>>>>>

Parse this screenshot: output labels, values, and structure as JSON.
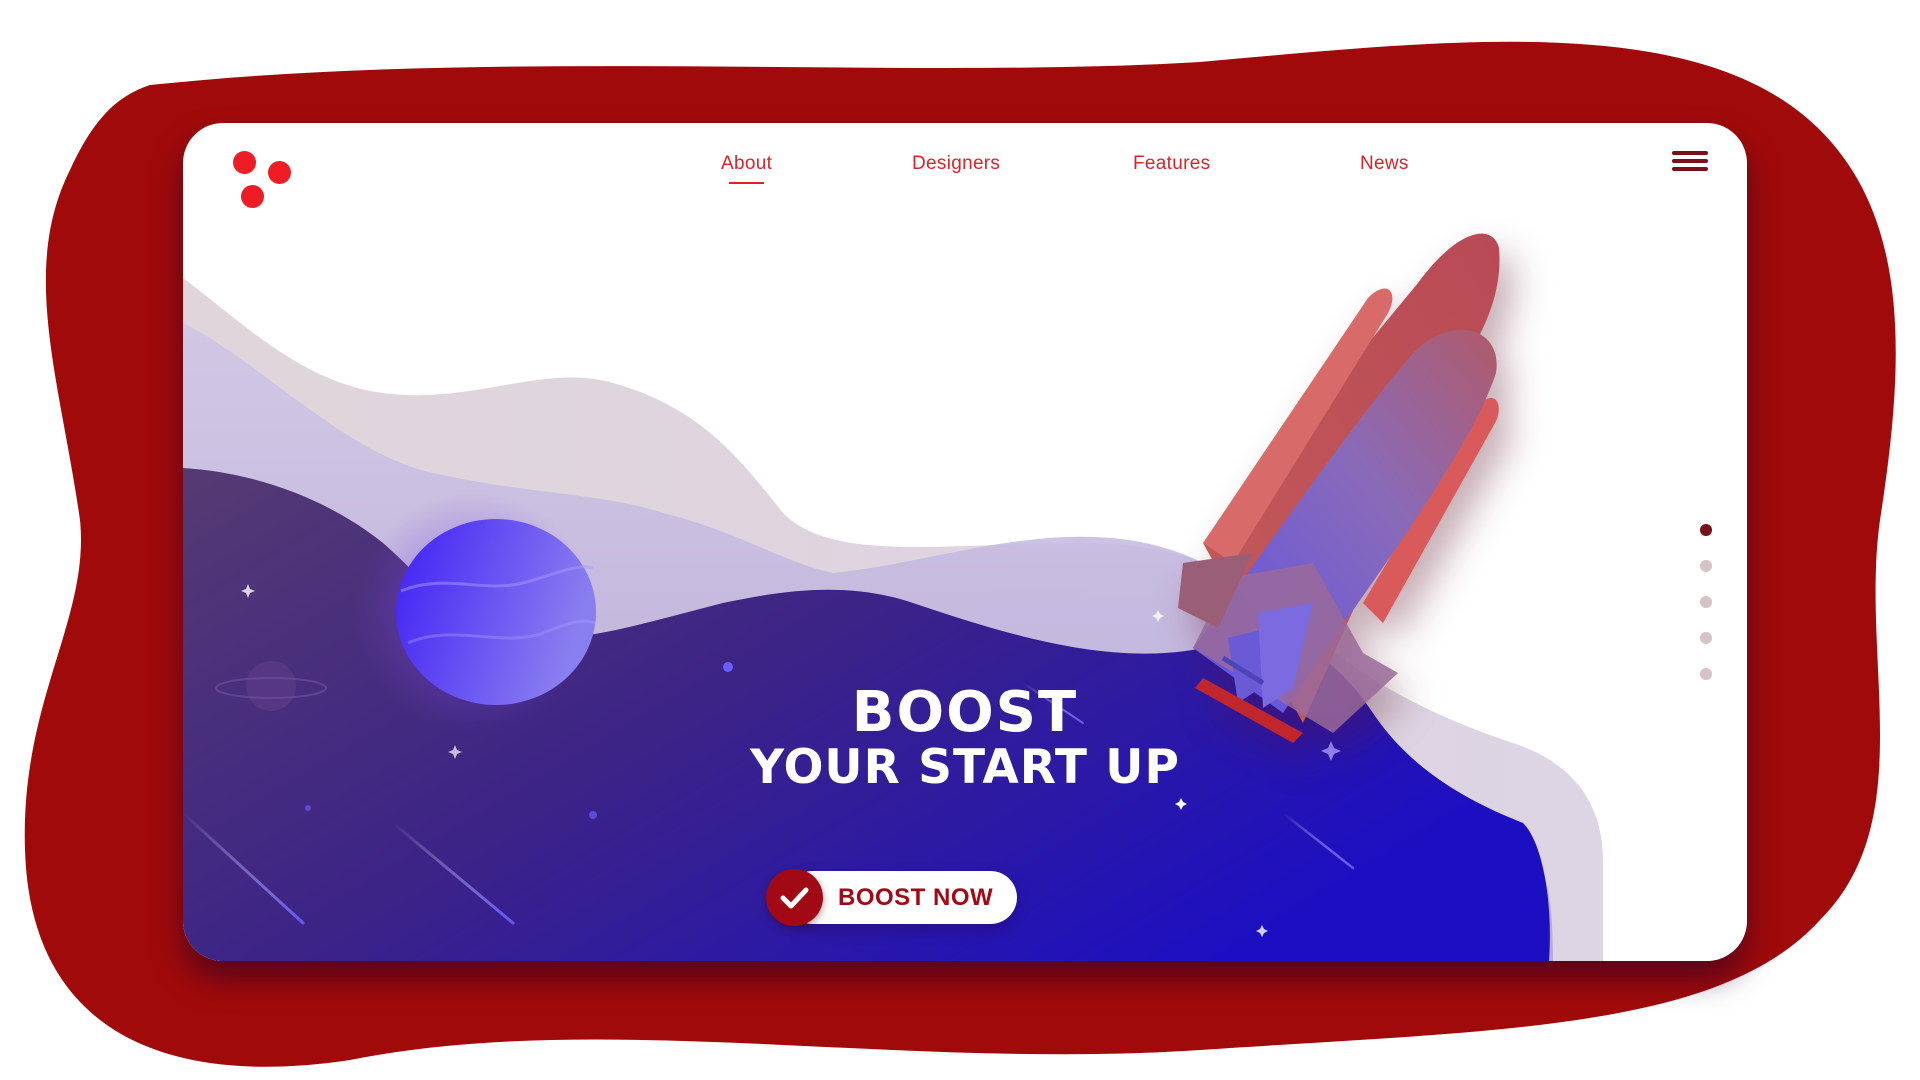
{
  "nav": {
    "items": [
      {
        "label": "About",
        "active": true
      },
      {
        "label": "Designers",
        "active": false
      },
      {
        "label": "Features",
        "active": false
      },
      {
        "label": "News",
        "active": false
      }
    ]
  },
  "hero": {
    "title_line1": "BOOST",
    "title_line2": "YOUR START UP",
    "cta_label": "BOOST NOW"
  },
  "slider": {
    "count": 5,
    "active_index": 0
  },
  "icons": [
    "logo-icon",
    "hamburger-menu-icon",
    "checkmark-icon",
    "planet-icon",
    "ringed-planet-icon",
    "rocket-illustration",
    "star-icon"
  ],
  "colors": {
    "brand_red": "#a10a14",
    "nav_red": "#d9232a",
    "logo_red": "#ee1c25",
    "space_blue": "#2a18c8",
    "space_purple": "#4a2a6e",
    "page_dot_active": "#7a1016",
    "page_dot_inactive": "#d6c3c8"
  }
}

<<<<<

EXERCISE INSTRUCTIONS
Verbatim reproduction of every record is required; images are left out.

WORKED SOLUTION
Parse this screenshot: output labels, values, and structure as JSON.
{
  "nav": {
    "items": [
      {
        "label": "About",
        "active": true
      },
      {
        "label": "Designers",
        "active": false
      },
      {
        "label": "Features",
        "active": false
      },
      {
        "label": "News",
        "active": false
      }
    ]
  },
  "hero": {
    "title_line1": "BOOST",
    "title_line2": "YOUR START UP",
    "cta_label": "BOOST NOW"
  },
  "slider": {
    "count": 5,
    "active_index": 0
  },
  "icons": [
    "logo-icon",
    "hamburger-menu-icon",
    "checkmark-icon",
    "planet-icon",
    "ringed-planet-icon",
    "rocket-illustration",
    "star-icon"
  ],
  "colors": {
    "brand_red": "#a10a14",
    "nav_red": "#d9232a",
    "logo_red": "#ee1c25",
    "space_blue": "#2a18c8",
    "space_purple": "#4a2a6e",
    "page_dot_active": "#7a1016",
    "page_dot_inactive": "#d6c3c8"
  }
}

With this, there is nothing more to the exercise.